**Goal of the exercise**
Determine how many lines include the word "this", then give that number and nothing more.
******************************
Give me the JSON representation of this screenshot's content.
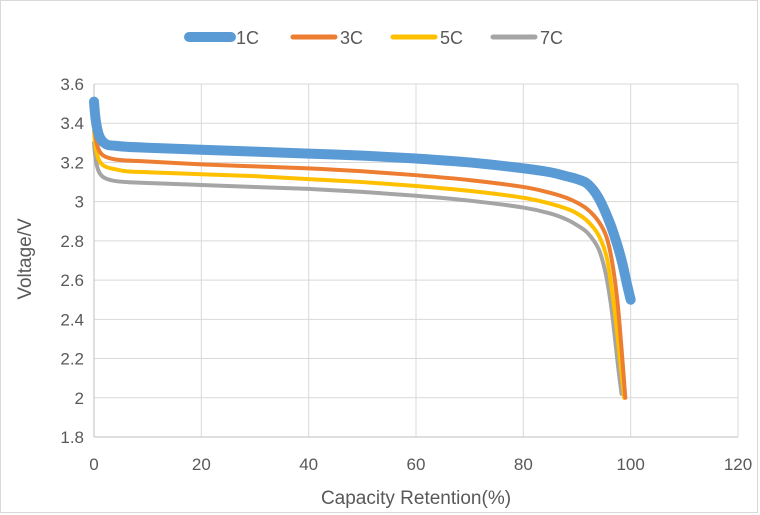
{
  "chart_data": {
    "type": "line",
    "title": "",
    "xlabel": "Capacity Retention(%)",
    "ylabel": "Voltage/V",
    "xlim": [
      0,
      120
    ],
    "ylim": [
      1.8,
      3.6
    ],
    "xticks": [
      0,
      20,
      40,
      60,
      80,
      100,
      120
    ],
    "yticks": [
      1.8,
      2,
      2.2,
      2.4,
      2.6,
      2.8,
      3,
      3.2,
      3.4,
      3.6
    ],
    "xtick_labels": [
      "0",
      "20",
      "40",
      "60",
      "80",
      "100",
      "120"
    ],
    "ytick_labels": [
      "1.8",
      "2",
      "2.2",
      "2.4",
      "2.6",
      "2.8",
      "3",
      "3.2",
      "3.4",
      "3.6"
    ],
    "grid": true,
    "legend_position": "top",
    "series": [
      {
        "name": "1C",
        "color": "#5b9bd5",
        "x": [
          0,
          0.3,
          0.8,
          1.5,
          2.5,
          4,
          6,
          10,
          20,
          30,
          40,
          50,
          60,
          70,
          80,
          85,
          88,
          90,
          92,
          94,
          96,
          97.5,
          98.5,
          99.3,
          100
        ],
        "y": [
          3.51,
          3.42,
          3.35,
          3.31,
          3.29,
          3.285,
          3.28,
          3.275,
          3.265,
          3.255,
          3.245,
          3.235,
          3.22,
          3.2,
          3.17,
          3.15,
          3.13,
          3.115,
          3.09,
          3.02,
          2.9,
          2.78,
          2.68,
          2.58,
          2.5
        ]
      },
      {
        "name": "3C",
        "color": "#ed7d31",
        "x": [
          0,
          0.3,
          0.8,
          1.5,
          2.5,
          4,
          6,
          10,
          20,
          30,
          40,
          50,
          60,
          70,
          80,
          85,
          88,
          90,
          92,
          94,
          95.5,
          96.5,
          97.5,
          98.3,
          99
        ],
        "y": [
          3.42,
          3.33,
          3.27,
          3.24,
          3.225,
          3.215,
          3.21,
          3.205,
          3.19,
          3.18,
          3.17,
          3.155,
          3.135,
          3.11,
          3.075,
          3.045,
          3.02,
          2.995,
          2.96,
          2.9,
          2.82,
          2.7,
          2.5,
          2.25,
          2.0
        ]
      },
      {
        "name": "5C",
        "color": "#ffc000",
        "x": [
          0,
          0.3,
          0.8,
          1.5,
          2.5,
          4,
          6,
          10,
          20,
          30,
          40,
          50,
          60,
          70,
          80,
          85,
          88,
          90,
          92,
          94,
          95.5,
          96.5,
          97.3,
          98,
          98.8
        ],
        "y": [
          3.36,
          3.28,
          3.22,
          3.19,
          3.175,
          3.165,
          3.155,
          3.15,
          3.14,
          3.13,
          3.115,
          3.1,
          3.08,
          3.055,
          3.02,
          2.99,
          2.965,
          2.94,
          2.9,
          2.83,
          2.72,
          2.55,
          2.38,
          2.2,
          2.0
        ]
      },
      {
        "name": "7C",
        "color": "#a5a5a5",
        "x": [
          0,
          0.3,
          0.8,
          1.5,
          2.5,
          4,
          6,
          10,
          20,
          30,
          40,
          50,
          60,
          70,
          80,
          85,
          88,
          90,
          92,
          94,
          95.3,
          96.3,
          97,
          97.7,
          98.3
        ],
        "y": [
          3.3,
          3.22,
          3.16,
          3.13,
          3.115,
          3.105,
          3.1,
          3.095,
          3.085,
          3.075,
          3.065,
          3.05,
          3.03,
          3.005,
          2.97,
          2.94,
          2.91,
          2.88,
          2.84,
          2.76,
          2.64,
          2.48,
          2.32,
          2.15,
          2.02
        ]
      }
    ]
  }
}
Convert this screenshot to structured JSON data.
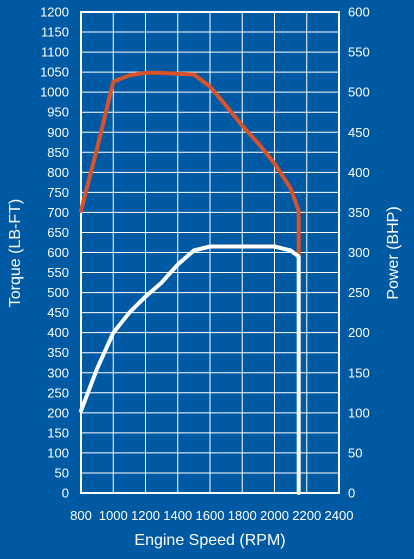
{
  "chart_data": {
    "type": "line",
    "xlabel": "Engine Speed (RPM)",
    "ylabel_left": "Torque (LB-FT)",
    "ylabel_right": "Power (BHP)",
    "x_ticks": [
      "800",
      "1000",
      "1200",
      "1400",
      "1600",
      "1800",
      "2000",
      "2200",
      "2400"
    ],
    "x_tick_values": [
      800,
      1000,
      1200,
      1400,
      1600,
      1800,
      2000,
      2200,
      2400
    ],
    "xlim": [
      800,
      2400
    ],
    "y_left_ticks": [
      "0",
      "50",
      "100",
      "150",
      "200",
      "250",
      "300",
      "350",
      "400",
      "450",
      "500",
      "550",
      "600",
      "650",
      "700",
      "750",
      "800",
      "850",
      "900",
      "950",
      "1000",
      "1050",
      "1100",
      "1150",
      "1200"
    ],
    "y_left_tick_values": [
      0,
      50,
      100,
      150,
      200,
      250,
      300,
      350,
      400,
      450,
      500,
      550,
      600,
      650,
      700,
      750,
      800,
      850,
      900,
      950,
      1000,
      1050,
      1100,
      1150,
      1200
    ],
    "ylim_left": [
      0,
      1200
    ],
    "y_right_ticks": [
      "0",
      "50",
      "100",
      "150",
      "200",
      "250",
      "300",
      "350",
      "400",
      "450",
      "500",
      "550",
      "600"
    ],
    "y_right_tick_values": [
      0,
      50,
      100,
      150,
      200,
      250,
      300,
      350,
      400,
      450,
      500,
      550,
      600
    ],
    "ylim_right": [
      0,
      600
    ],
    "grid": true,
    "series": [
      {
        "axis": "right",
        "color": "#d9522a",
        "x": [
          800,
          900,
          1000,
          1100,
          1200,
          1300,
          1400,
          1500,
          1600,
          1700,
          1800,
          1900,
          2000,
          2100,
          2150,
          2150
        ],
        "values": [
          352,
          430,
          513,
          521,
          524,
          524,
          523,
          522,
          507,
          483,
          458,
          436,
          411,
          380,
          352,
          295
        ]
      },
      {
        "axis": "left",
        "color": "#ffffff",
        "x": [
          800,
          900,
          1000,
          1100,
          1200,
          1300,
          1400,
          1500,
          1600,
          1700,
          1800,
          1900,
          2000,
          2100,
          2150,
          2150
        ],
        "values": [
          205,
          310,
          400,
          450,
          490,
          525,
          570,
          605,
          615,
          615,
          615,
          615,
          615,
          605,
          590,
          0
        ]
      }
    ]
  }
}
******************************
**Reply to the exercise**
2